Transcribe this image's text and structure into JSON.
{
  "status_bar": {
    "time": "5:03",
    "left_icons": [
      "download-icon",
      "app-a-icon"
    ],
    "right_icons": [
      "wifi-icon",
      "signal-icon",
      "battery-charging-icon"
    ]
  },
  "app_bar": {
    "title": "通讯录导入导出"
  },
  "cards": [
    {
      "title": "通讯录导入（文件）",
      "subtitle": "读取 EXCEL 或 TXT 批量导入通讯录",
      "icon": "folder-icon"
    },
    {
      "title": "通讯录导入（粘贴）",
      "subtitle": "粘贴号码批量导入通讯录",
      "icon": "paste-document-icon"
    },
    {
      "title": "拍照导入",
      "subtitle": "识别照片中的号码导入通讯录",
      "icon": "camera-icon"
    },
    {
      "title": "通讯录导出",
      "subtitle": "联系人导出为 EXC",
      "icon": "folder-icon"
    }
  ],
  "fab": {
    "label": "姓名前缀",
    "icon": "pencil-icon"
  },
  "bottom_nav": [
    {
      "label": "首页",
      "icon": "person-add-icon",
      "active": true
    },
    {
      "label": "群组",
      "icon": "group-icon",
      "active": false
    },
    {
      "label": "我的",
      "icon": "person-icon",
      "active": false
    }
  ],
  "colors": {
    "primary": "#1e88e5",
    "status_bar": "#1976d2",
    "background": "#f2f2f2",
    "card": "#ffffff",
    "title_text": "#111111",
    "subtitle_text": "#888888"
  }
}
◇ ◇ ◇
**Task prompt**
Each record above should be restated word for word.

**Result below**
Transcribe this image's text and structure into JSON.
{
  "status_bar": {
    "time": "5:03",
    "left_icons": [
      "download-icon",
      "app-a-icon"
    ],
    "right_icons": [
      "wifi-icon",
      "signal-icon",
      "battery-charging-icon"
    ]
  },
  "app_bar": {
    "title": "通讯录导入导出"
  },
  "cards": [
    {
      "title": "通讯录导入（文件）",
      "subtitle": "读取 EXCEL 或 TXT 批量导入通讯录",
      "icon": "folder-icon"
    },
    {
      "title": "通讯录导入（粘贴）",
      "subtitle": "粘贴号码批量导入通讯录",
      "icon": "paste-document-icon"
    },
    {
      "title": "拍照导入",
      "subtitle": "识别照片中的号码导入通讯录",
      "icon": "camera-icon"
    },
    {
      "title": "通讯录导出",
      "subtitle": "联系人导出为 EXC",
      "icon": "folder-icon"
    }
  ],
  "fab": {
    "label": "姓名前缀",
    "icon": "pencil-icon"
  },
  "bottom_nav": [
    {
      "label": "首页",
      "icon": "person-add-icon",
      "active": true
    },
    {
      "label": "群组",
      "icon": "group-icon",
      "active": false
    },
    {
      "label": "我的",
      "icon": "person-icon",
      "active": false
    }
  ],
  "colors": {
    "primary": "#1e88e5",
    "status_bar": "#1976d2",
    "background": "#f2f2f2",
    "card": "#ffffff",
    "title_text": "#111111",
    "subtitle_text": "#888888"
  }
}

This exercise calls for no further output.